## begin PROVIDED RECORDS

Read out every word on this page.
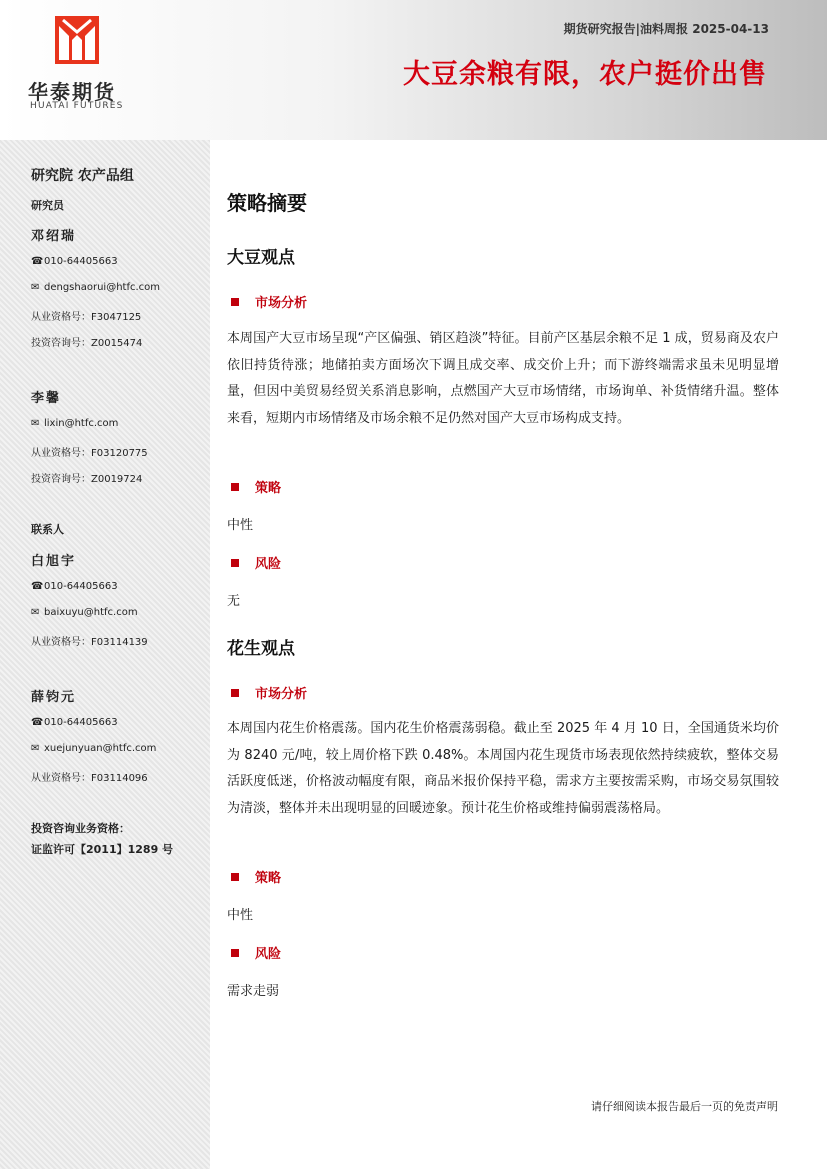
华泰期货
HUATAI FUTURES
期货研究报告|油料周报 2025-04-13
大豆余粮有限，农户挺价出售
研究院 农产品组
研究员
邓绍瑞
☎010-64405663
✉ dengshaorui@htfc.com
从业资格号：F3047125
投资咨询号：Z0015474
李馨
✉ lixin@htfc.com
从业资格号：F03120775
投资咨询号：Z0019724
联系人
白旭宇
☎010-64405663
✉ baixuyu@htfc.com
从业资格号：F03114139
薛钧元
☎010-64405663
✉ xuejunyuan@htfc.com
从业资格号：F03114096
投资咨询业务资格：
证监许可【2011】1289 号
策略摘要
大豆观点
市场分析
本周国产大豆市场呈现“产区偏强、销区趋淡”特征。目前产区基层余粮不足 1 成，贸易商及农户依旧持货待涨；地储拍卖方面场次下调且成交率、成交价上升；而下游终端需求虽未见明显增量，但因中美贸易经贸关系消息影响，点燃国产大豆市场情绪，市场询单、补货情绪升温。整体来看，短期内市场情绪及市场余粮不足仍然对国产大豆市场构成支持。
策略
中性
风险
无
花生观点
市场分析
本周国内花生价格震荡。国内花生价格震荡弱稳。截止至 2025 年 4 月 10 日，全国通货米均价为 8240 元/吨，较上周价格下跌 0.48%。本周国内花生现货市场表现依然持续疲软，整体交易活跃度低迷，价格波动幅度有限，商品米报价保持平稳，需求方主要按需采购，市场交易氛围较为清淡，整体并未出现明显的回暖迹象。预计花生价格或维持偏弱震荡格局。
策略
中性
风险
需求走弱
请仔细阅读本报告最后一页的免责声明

## end PROVIDED RECORDS
## begin PROVIDED RECORDS

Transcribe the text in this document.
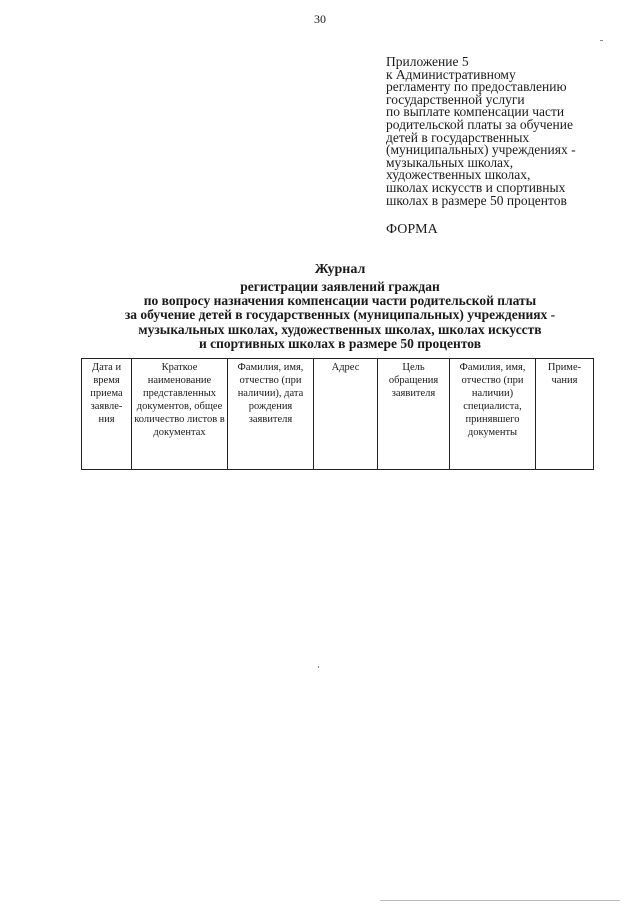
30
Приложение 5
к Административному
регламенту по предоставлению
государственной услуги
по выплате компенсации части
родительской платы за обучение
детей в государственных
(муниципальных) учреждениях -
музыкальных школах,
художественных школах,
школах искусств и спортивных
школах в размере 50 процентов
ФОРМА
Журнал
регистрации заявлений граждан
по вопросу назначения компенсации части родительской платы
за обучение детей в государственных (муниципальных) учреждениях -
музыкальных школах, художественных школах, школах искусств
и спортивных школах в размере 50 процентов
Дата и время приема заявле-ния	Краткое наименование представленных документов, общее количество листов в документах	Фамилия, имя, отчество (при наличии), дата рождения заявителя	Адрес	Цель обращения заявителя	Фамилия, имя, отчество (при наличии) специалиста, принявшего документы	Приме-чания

## end PROVIDED RECORDS

### OBJECTIVE
Count the lines of the listing above that include the word "компенсации" and state the total with nothing else.

### RESULT
2